SHORT TASK -> Return every line below in which "Цифровая" appears.

Stored data ->
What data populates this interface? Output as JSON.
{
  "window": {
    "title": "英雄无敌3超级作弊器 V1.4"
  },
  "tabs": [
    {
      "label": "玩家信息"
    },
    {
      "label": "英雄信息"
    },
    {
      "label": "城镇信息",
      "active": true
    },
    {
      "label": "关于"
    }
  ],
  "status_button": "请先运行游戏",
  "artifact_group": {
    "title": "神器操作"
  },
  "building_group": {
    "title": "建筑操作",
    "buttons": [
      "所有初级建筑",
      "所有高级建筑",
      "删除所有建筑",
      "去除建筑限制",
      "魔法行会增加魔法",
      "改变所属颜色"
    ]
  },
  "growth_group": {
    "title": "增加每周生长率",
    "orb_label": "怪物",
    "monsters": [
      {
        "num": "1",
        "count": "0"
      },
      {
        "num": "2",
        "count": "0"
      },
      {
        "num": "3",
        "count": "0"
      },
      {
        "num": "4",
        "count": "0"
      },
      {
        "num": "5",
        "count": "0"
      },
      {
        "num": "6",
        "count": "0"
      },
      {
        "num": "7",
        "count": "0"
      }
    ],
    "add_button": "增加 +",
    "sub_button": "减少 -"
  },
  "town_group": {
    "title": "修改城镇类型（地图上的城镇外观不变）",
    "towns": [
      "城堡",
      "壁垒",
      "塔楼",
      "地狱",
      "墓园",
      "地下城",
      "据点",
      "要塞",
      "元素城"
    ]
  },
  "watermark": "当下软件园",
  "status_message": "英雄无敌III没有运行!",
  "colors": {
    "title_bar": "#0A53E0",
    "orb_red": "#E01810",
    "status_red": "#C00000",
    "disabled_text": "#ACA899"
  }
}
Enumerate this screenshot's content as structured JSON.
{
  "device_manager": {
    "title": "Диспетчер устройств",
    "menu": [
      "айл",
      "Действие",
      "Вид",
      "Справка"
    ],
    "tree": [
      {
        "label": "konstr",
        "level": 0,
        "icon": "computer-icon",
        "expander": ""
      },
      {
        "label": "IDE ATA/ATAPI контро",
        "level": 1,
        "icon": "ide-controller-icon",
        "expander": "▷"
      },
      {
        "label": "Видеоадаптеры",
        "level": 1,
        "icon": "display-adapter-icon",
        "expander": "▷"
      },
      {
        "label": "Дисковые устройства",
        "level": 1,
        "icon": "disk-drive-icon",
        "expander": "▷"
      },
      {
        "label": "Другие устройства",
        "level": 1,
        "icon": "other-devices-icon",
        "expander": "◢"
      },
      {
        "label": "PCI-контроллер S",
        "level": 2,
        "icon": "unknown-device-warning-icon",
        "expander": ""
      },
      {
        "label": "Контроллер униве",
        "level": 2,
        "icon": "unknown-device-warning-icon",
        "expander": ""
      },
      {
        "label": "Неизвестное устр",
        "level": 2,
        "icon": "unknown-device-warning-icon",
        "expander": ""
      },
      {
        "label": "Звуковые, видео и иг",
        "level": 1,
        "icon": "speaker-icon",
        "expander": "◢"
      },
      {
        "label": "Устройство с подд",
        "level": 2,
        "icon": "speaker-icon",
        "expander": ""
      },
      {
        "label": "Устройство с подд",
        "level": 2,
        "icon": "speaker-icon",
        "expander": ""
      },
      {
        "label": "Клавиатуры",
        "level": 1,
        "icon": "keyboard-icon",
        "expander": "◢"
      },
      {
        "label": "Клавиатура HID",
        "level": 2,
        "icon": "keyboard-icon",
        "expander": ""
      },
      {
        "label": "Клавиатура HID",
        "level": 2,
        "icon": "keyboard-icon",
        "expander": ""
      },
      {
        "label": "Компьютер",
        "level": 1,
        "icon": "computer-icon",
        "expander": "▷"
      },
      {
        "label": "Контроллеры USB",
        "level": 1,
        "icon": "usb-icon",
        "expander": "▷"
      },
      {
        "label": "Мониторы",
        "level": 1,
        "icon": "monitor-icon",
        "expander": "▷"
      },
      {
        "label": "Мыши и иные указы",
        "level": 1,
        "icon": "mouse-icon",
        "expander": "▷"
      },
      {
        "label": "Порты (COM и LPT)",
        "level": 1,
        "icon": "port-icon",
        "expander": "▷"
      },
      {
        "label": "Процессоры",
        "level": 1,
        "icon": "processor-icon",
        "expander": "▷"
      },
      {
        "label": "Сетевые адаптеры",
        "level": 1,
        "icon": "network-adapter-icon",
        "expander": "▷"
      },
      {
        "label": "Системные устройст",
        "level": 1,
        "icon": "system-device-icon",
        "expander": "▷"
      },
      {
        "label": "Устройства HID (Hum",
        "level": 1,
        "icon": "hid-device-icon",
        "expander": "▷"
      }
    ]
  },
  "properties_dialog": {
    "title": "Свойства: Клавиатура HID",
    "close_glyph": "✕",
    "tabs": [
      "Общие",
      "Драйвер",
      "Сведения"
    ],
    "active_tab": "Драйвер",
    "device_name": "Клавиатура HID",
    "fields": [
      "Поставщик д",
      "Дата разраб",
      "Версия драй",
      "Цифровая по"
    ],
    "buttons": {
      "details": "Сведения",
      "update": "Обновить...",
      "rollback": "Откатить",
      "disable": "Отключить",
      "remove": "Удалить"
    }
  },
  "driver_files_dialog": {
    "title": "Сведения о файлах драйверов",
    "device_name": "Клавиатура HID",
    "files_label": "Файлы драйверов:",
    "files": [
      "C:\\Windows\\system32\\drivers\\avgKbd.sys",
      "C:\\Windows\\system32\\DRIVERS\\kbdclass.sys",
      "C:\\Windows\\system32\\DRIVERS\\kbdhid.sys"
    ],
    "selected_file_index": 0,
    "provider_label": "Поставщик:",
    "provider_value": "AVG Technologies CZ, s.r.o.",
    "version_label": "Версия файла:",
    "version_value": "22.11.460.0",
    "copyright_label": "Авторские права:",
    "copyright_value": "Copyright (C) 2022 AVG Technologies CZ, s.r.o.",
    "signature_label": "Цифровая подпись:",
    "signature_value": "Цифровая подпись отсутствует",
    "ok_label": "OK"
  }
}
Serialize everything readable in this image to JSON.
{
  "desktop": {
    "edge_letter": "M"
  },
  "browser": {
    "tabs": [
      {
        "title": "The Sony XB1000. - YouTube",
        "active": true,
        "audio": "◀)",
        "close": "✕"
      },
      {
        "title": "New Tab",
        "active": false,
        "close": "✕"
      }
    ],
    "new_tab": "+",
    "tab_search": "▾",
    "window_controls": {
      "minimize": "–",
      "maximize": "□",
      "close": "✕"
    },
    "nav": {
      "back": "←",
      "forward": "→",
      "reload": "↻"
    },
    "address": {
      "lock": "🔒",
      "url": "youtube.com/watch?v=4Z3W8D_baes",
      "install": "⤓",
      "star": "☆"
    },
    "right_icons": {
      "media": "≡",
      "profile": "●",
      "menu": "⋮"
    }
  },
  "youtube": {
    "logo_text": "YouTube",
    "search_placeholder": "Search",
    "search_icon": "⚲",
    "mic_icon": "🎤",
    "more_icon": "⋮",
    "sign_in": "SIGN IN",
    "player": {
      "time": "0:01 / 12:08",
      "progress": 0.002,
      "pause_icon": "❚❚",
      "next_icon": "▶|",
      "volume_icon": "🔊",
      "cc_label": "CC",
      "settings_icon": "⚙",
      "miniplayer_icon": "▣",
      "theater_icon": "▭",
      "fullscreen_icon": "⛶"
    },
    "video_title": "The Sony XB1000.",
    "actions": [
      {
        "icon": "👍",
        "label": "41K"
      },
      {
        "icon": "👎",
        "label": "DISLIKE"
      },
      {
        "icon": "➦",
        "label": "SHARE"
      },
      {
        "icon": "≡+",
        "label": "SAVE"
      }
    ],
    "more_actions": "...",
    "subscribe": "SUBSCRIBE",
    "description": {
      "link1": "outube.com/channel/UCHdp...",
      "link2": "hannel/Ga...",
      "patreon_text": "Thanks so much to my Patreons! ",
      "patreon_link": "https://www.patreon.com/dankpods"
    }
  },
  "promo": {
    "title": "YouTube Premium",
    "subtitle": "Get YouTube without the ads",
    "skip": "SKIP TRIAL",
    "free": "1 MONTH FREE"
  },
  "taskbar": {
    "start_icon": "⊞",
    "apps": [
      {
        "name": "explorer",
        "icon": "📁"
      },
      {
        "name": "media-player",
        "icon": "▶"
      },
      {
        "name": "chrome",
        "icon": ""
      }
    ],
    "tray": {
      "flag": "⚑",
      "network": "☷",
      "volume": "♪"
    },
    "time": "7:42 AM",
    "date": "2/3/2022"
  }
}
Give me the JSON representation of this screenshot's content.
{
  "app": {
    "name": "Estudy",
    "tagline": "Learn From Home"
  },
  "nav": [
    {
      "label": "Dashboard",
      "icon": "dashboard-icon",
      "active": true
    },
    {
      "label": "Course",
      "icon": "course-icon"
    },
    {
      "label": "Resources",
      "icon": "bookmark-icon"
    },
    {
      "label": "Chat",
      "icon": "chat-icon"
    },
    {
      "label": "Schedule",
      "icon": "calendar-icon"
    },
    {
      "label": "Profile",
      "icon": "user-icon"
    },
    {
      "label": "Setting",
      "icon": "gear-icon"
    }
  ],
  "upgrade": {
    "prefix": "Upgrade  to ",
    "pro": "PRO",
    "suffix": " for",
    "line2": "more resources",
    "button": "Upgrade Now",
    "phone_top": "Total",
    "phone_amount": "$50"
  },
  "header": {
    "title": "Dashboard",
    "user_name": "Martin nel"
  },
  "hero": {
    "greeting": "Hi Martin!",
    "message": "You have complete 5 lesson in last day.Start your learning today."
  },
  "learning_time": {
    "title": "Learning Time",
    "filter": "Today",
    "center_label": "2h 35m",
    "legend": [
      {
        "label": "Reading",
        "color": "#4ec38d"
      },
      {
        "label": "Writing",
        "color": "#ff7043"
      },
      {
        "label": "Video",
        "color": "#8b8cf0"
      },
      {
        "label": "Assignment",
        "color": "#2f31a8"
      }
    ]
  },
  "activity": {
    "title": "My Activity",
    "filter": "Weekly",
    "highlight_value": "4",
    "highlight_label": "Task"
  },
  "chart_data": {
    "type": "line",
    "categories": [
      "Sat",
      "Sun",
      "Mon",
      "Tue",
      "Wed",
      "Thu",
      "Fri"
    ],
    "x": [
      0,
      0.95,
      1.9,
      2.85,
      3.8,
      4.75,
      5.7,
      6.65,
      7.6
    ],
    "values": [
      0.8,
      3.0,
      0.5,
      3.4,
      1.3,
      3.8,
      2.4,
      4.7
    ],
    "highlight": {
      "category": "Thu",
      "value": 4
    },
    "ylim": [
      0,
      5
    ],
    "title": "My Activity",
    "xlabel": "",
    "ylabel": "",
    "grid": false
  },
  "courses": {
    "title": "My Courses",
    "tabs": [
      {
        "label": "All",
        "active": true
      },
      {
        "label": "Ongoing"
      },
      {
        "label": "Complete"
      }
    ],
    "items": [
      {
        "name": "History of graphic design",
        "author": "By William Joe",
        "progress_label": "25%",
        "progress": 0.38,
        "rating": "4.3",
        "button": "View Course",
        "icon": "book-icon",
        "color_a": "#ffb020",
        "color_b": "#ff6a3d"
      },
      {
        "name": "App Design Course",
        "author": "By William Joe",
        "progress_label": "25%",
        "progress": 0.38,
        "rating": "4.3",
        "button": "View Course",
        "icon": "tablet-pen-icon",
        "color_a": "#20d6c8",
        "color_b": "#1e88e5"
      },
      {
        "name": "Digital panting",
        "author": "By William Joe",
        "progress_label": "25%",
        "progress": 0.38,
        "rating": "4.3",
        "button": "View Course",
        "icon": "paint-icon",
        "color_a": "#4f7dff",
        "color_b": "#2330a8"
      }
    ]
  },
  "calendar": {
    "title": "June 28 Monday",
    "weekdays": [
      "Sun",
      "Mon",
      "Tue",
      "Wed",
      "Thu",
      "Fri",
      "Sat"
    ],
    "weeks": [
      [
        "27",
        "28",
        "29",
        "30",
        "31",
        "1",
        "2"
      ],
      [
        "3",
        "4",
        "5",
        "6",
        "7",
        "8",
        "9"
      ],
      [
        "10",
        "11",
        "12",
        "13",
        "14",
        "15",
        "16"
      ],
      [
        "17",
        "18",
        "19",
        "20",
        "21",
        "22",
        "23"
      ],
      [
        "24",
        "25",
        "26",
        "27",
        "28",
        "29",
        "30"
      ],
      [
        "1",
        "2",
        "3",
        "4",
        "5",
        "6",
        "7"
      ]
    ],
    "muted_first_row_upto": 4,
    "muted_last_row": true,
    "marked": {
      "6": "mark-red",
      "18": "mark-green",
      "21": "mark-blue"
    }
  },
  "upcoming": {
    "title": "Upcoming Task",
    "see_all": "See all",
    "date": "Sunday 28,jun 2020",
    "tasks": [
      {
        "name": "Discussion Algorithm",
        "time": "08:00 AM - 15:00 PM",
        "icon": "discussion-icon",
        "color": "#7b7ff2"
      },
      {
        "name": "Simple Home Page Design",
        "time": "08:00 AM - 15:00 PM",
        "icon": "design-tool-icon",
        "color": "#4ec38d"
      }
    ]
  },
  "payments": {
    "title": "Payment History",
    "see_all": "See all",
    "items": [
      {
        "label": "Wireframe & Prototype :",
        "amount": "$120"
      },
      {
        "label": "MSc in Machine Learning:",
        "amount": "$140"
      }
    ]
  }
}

WRITTEN RESPONSE ->
      "Цифровая по"
    "signature_label": "Цифровая подпись:",
    "signature_value": "Цифровая подпись отсутствует",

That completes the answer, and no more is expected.